» **Task requirements**
Repeat each entry exactly and drop the pictures.

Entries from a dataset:
[start]

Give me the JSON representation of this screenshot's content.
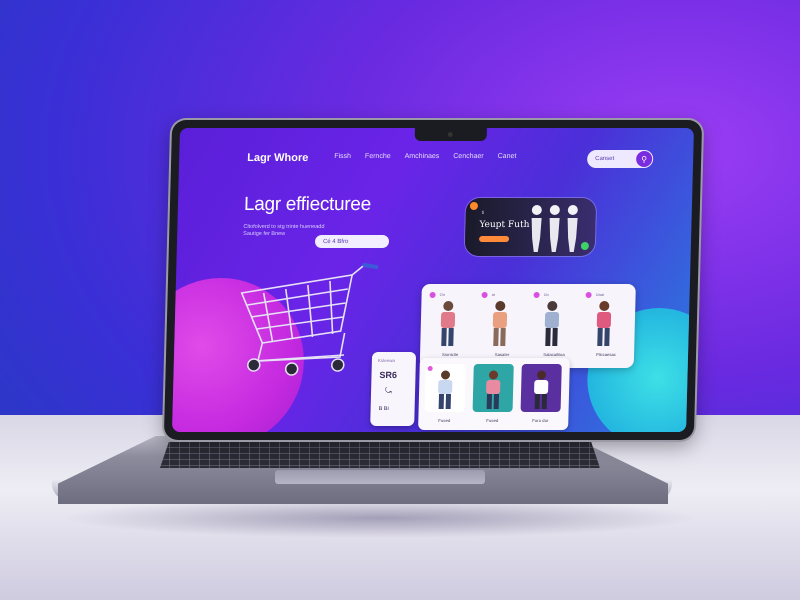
{
  "nav": {
    "logo": "Lagr Whore",
    "links": [
      "Fissh",
      "Fernche",
      "Amchinaes",
      "Cenchaer",
      "Canet"
    ],
    "search_label": "Canset",
    "search_icon": "search-icon"
  },
  "hero": {
    "title": "Lagr effiecturee",
    "subtitle": "Cltofolverd to stg trinte hueneadd Sautige fer Bnew",
    "button_label": "Cé 4 Bfro"
  },
  "promo": {
    "small_text": "ti",
    "title": "Yeupt Futh"
  },
  "product_grid": {
    "items": [
      {
        "tag": "On",
        "label": "Sronicite",
        "shirt": "#e07a8a"
      },
      {
        "tag": "ar",
        "label": "Sasater",
        "shirt": "#e8a080"
      },
      {
        "tag": "Uo",
        "label": "Salacaitiioa",
        "shirt": "#a0b0d0"
      },
      {
        "tag": "Uaar",
        "label": "Fliccaesac",
        "shirt": "#e05a80"
      }
    ]
  },
  "price_card": {
    "top": "Ksleewa",
    "value": "SR6",
    "bottom": "B Bi"
  },
  "bottom_row": {
    "items": [
      {
        "label": "Fused",
        "bg": "#ffffff",
        "shirt": "#c8d8f0"
      },
      {
        "label": "Fused",
        "bg": "#2fa6a6",
        "shirt": "#e88aa0"
      },
      {
        "label": "Furo dur",
        "bg": "#5a2fa0",
        "shirt": "#ffffff"
      }
    ]
  },
  "colors": {
    "accent": "#7a2de0",
    "screen_bg": "#5a1fd8",
    "pink_blob": "#c52ae0",
    "cyan_blob": "#23b6e0"
  }
}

[end]

» **Response to the exercise**
Give me the JSON representation of this screenshot's content.
{
  "nav": {
    "logo": "Lagr Whore",
    "links": [
      "Fissh",
      "Fernche",
      "Amchinaes",
      "Cenchaer",
      "Canet"
    ],
    "search_label": "Canset",
    "search_icon": "search-icon"
  },
  "hero": {
    "title": "Lagr effiecturee",
    "subtitle": "Cltofolverd to stg trinte hueneadd Sautige fer Bnew",
    "button_label": "Cé 4 Bfro"
  },
  "promo": {
    "small_text": "ti",
    "title": "Yeupt Futh"
  },
  "product_grid": {
    "items": [
      {
        "tag": "On",
        "label": "Sronicite",
        "shirt": "#e07a8a"
      },
      {
        "tag": "ar",
        "label": "Sasater",
        "shirt": "#e8a080"
      },
      {
        "tag": "Uo",
        "label": "Salacaitiioa",
        "shirt": "#a0b0d0"
      },
      {
        "tag": "Uaar",
        "label": "Fliccaesac",
        "shirt": "#e05a80"
      }
    ]
  },
  "price_card": {
    "top": "Ksleewa",
    "value": "SR6",
    "bottom": "B Bi"
  },
  "bottom_row": {
    "items": [
      {
        "label": "Fused",
        "bg": "#ffffff",
        "shirt": "#c8d8f0"
      },
      {
        "label": "Fused",
        "bg": "#2fa6a6",
        "shirt": "#e88aa0"
      },
      {
        "label": "Furo dur",
        "bg": "#5a2fa0",
        "shirt": "#ffffff"
      }
    ]
  },
  "colors": {
    "accent": "#7a2de0",
    "screen_bg": "#5a1fd8",
    "pink_blob": "#c52ae0",
    "cyan_blob": "#23b6e0"
  }
}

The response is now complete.